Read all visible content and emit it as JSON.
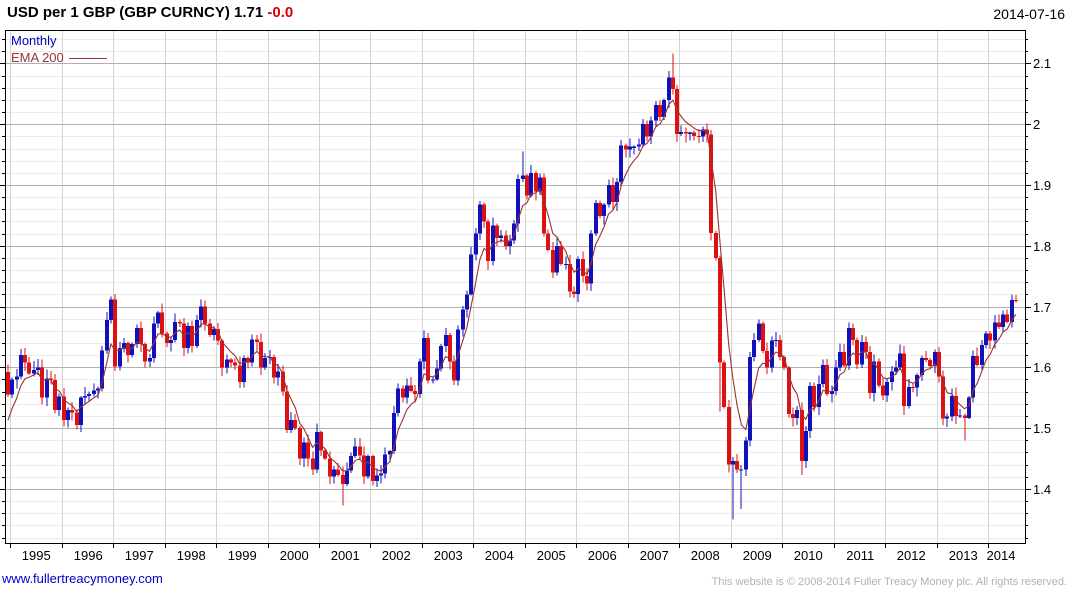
{
  "header": {
    "title": "USD per 1 GBP (GBP CURNCY) 1.71",
    "change": "-0.0",
    "date": "2014-07-16"
  },
  "legend": {
    "series1": "Monthly",
    "series2": "EMA 200"
  },
  "footer": {
    "website": "www.fullertreacymoney.com",
    "copyright": "This website is © 2008-2014 Fuller Treacy Money plc. All rights reserved."
  },
  "colors": {
    "up_candle": "#1111bb",
    "down_candle": "#dd1111",
    "ema_line": "#993333",
    "change_text": "#dd0000",
    "legend_monthly": "#0000bb",
    "link_blue": "#0000cc",
    "copyright_gray": "#b2b2b2",
    "grid_major": "#b0b0b0",
    "grid_minor": "#ececec",
    "grid_vertical": "#d4d4d4",
    "axis_border": "#000000",
    "axis_text": "#000000"
  },
  "chart_data": {
    "type": "candlestick",
    "title": "USD per 1 GBP (GBP CURNCY)",
    "frequency": "Monthly",
    "last_price": 1.71,
    "change_on_day": "-0.0",
    "legend_position": "top-left",
    "grid": true,
    "ylim": [
      1.311,
      2.155
    ],
    "y_major_ticks": [
      1.4,
      1.5,
      1.6,
      1.7,
      1.8,
      1.9,
      2.0,
      2.1
    ],
    "y_minor_step": 0.02,
    "x_tick_years": [
      1995,
      1996,
      1997,
      1998,
      1999,
      2000,
      2001,
      2002,
      2003,
      2004,
      2005,
      2006,
      2007,
      2008,
      2009,
      2010,
      2011,
      2012,
      2013,
      2014
    ],
    "start_month": "1994-12",
    "first_open": 1.592,
    "closes": [
      1.555,
      1.58,
      1.585,
      1.62,
      1.608,
      1.59,
      1.596,
      1.6,
      1.55,
      1.582,
      1.579,
      1.53,
      1.552,
      1.513,
      1.53,
      1.526,
      1.505,
      1.55,
      1.553,
      1.556,
      1.562,
      1.565,
      1.628,
      1.678,
      1.712,
      1.601,
      1.632,
      1.64,
      1.62,
      1.638,
      1.665,
      1.638,
      1.61,
      1.615,
      1.672,
      1.69,
      1.656,
      1.64,
      1.645,
      1.675,
      1.672,
      1.632,
      1.668,
      1.635,
      1.678,
      1.7,
      1.672,
      1.653,
      1.663,
      1.644,
      1.6,
      1.613,
      1.608,
      1.603,
      1.576,
      1.615,
      1.608,
      1.646,
      1.642,
      1.6,
      1.615,
      1.617,
      1.583,
      1.593,
      1.56,
      1.497,
      1.513,
      1.5,
      1.45,
      1.476,
      1.45,
      1.432,
      1.494,
      1.463,
      1.45,
      1.42,
      1.432,
      1.423,
      1.408,
      1.43,
      1.454,
      1.47,
      1.455,
      1.42,
      1.454,
      1.413,
      1.422,
      1.425,
      1.457,
      1.462,
      1.525,
      1.565,
      1.55,
      1.57,
      1.561,
      1.556,
      1.61,
      1.648,
      1.578,
      1.58,
      1.598,
      1.635,
      1.653,
      1.61,
      1.578,
      1.662,
      1.695,
      1.72,
      1.786,
      1.82,
      1.868,
      1.84,
      1.775,
      1.833,
      1.813,
      1.817,
      1.8,
      1.809,
      1.837,
      1.91,
      1.916,
      1.883,
      1.92,
      1.889,
      1.912,
      1.82,
      1.793,
      1.756,
      1.8,
      1.77,
      1.77,
      1.725,
      1.721,
      1.778,
      1.75,
      1.738,
      1.82,
      1.87,
      1.849,
      1.868,
      1.9,
      1.872,
      1.905,
      1.965,
      1.958,
      1.963,
      1.963,
      1.967,
      2.0,
      1.98,
      2.006,
      2.032,
      2.012,
      2.04,
      2.077,
      2.058,
      1.984,
      1.987,
      1.985,
      1.986,
      1.981,
      1.98,
      1.991,
      1.983,
      1.821,
      1.78,
      1.608,
      1.535,
      1.44,
      1.446,
      1.432,
      1.432,
      1.48,
      1.617,
      1.645,
      1.672,
      1.627,
      1.6,
      1.644,
      1.645,
      1.617,
      1.6,
      1.523,
      1.517,
      1.53,
      1.446,
      1.495,
      1.569,
      1.535,
      1.573,
      1.604,
      1.556,
      1.561,
      1.6,
      1.625,
      1.603,
      1.665,
      1.645,
      1.605,
      1.642,
      1.625,
      1.558,
      1.61,
      1.57,
      1.554,
      1.576,
      1.593,
      1.6,
      1.623,
      1.536,
      1.568,
      1.567,
      1.587,
      1.615,
      1.612,
      1.602,
      1.625,
      1.585,
      1.516,
      1.519,
      1.553,
      1.52,
      1.521,
      1.517,
      1.55,
      1.619,
      1.604,
      1.637,
      1.656,
      1.644,
      1.674,
      1.666,
      1.687,
      1.675,
      1.711,
      1.7105
    ],
    "extremes": {
      "2001-06": {
        "low": 1.373
      },
      "2004-12": {
        "high": 1.955
      },
      "2007-11": {
        "high": 2.116
      },
      "2008-10": {
        "low": 1.527
      },
      "2009-01": {
        "low": 1.35
      },
      "2009-03": {
        "low": 1.367
      },
      "2010-05": {
        "low": 1.423
      },
      "2013-07": {
        "low": 1.48
      },
      "2014-07": {
        "high": 1.7192
      }
    },
    "overlay": {
      "name": "EMA 200",
      "type": "ema",
      "alpha": 0.3,
      "seed": 1.495
    }
  }
}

> [TASK GOAL]:
Exclude every picture and copy the remaining data exactly.

> [REPLY TO THE EXERCISE]:
Read all visible content and emit it as JSON.
{
  "header": {
    "title": "USD per 1 GBP (GBP CURNCY) 1.71",
    "change": "-0.0",
    "date": "2014-07-16"
  },
  "legend": {
    "series1": "Monthly",
    "series2": "EMA 200"
  },
  "footer": {
    "website": "www.fullertreacymoney.com",
    "copyright": "This website is © 2008-2014 Fuller Treacy Money plc. All rights reserved."
  },
  "colors": {
    "up_candle": "#1111bb",
    "down_candle": "#dd1111",
    "ema_line": "#993333",
    "change_text": "#dd0000",
    "legend_monthly": "#0000bb",
    "link_blue": "#0000cc",
    "copyright_gray": "#b2b2b2",
    "grid_major": "#b0b0b0",
    "grid_minor": "#ececec",
    "grid_vertical": "#d4d4d4",
    "axis_border": "#000000",
    "axis_text": "#000000"
  },
  "chart_data": {
    "type": "candlestick",
    "title": "USD per 1 GBP (GBP CURNCY)",
    "frequency": "Monthly",
    "last_price": 1.71,
    "change_on_day": "-0.0",
    "legend_position": "top-left",
    "grid": true,
    "ylim": [
      1.311,
      2.155
    ],
    "y_major_ticks": [
      1.4,
      1.5,
      1.6,
      1.7,
      1.8,
      1.9,
      2.0,
      2.1
    ],
    "y_minor_step": 0.02,
    "x_tick_years": [
      1995,
      1996,
      1997,
      1998,
      1999,
      2000,
      2001,
      2002,
      2003,
      2004,
      2005,
      2006,
      2007,
      2008,
      2009,
      2010,
      2011,
      2012,
      2013,
      2014
    ],
    "start_month": "1994-12",
    "first_open": 1.592,
    "closes": [
      1.555,
      1.58,
      1.585,
      1.62,
      1.608,
      1.59,
      1.596,
      1.6,
      1.55,
      1.582,
      1.579,
      1.53,
      1.552,
      1.513,
      1.53,
      1.526,
      1.505,
      1.55,
      1.553,
      1.556,
      1.562,
      1.565,
      1.628,
      1.678,
      1.712,
      1.601,
      1.632,
      1.64,
      1.62,
      1.638,
      1.665,
      1.638,
      1.61,
      1.615,
      1.672,
      1.69,
      1.656,
      1.64,
      1.645,
      1.675,
      1.672,
      1.632,
      1.668,
      1.635,
      1.678,
      1.7,
      1.672,
      1.653,
      1.663,
      1.644,
      1.6,
      1.613,
      1.608,
      1.603,
      1.576,
      1.615,
      1.608,
      1.646,
      1.642,
      1.6,
      1.615,
      1.617,
      1.583,
      1.593,
      1.56,
      1.497,
      1.513,
      1.5,
      1.45,
      1.476,
      1.45,
      1.432,
      1.494,
      1.463,
      1.45,
      1.42,
      1.432,
      1.423,
      1.408,
      1.43,
      1.454,
      1.47,
      1.455,
      1.42,
      1.454,
      1.413,
      1.422,
      1.425,
      1.457,
      1.462,
      1.525,
      1.565,
      1.55,
      1.57,
      1.561,
      1.556,
      1.61,
      1.648,
      1.578,
      1.58,
      1.598,
      1.635,
      1.653,
      1.61,
      1.578,
      1.662,
      1.695,
      1.72,
      1.786,
      1.82,
      1.868,
      1.84,
      1.775,
      1.833,
      1.813,
      1.817,
      1.8,
      1.809,
      1.837,
      1.91,
      1.916,
      1.883,
      1.92,
      1.889,
      1.912,
      1.82,
      1.793,
      1.756,
      1.8,
      1.77,
      1.77,
      1.725,
      1.721,
      1.778,
      1.75,
      1.738,
      1.82,
      1.87,
      1.849,
      1.868,
      1.9,
      1.872,
      1.905,
      1.965,
      1.958,
      1.963,
      1.963,
      1.967,
      2.0,
      1.98,
      2.006,
      2.032,
      2.012,
      2.04,
      2.077,
      2.058,
      1.984,
      1.987,
      1.985,
      1.986,
      1.981,
      1.98,
      1.991,
      1.983,
      1.821,
      1.78,
      1.608,
      1.535,
      1.44,
      1.446,
      1.432,
      1.432,
      1.48,
      1.617,
      1.645,
      1.672,
      1.627,
      1.6,
      1.644,
      1.645,
      1.617,
      1.6,
      1.523,
      1.517,
      1.53,
      1.446,
      1.495,
      1.569,
      1.535,
      1.573,
      1.604,
      1.556,
      1.561,
      1.6,
      1.625,
      1.603,
      1.665,
      1.645,
      1.605,
      1.642,
      1.625,
      1.558,
      1.61,
      1.57,
      1.554,
      1.576,
      1.593,
      1.6,
      1.623,
      1.536,
      1.568,
      1.567,
      1.587,
      1.615,
      1.612,
      1.602,
      1.625,
      1.585,
      1.516,
      1.519,
      1.553,
      1.52,
      1.521,
      1.517,
      1.55,
      1.619,
      1.604,
      1.637,
      1.656,
      1.644,
      1.674,
      1.666,
      1.687,
      1.675,
      1.711,
      1.7105
    ],
    "extremes": {
      "2001-06": {
        "low": 1.373
      },
      "2004-12": {
        "high": 1.955
      },
      "2007-11": {
        "high": 2.116
      },
      "2008-10": {
        "low": 1.527
      },
      "2009-01": {
        "low": 1.35
      },
      "2009-03": {
        "low": 1.367
      },
      "2010-05": {
        "low": 1.423
      },
      "2013-07": {
        "low": 1.48
      },
      "2014-07": {
        "high": 1.7192
      }
    },
    "overlay": {
      "name": "EMA 200",
      "type": "ema",
      "alpha": 0.3,
      "seed": 1.495
    }
  }
}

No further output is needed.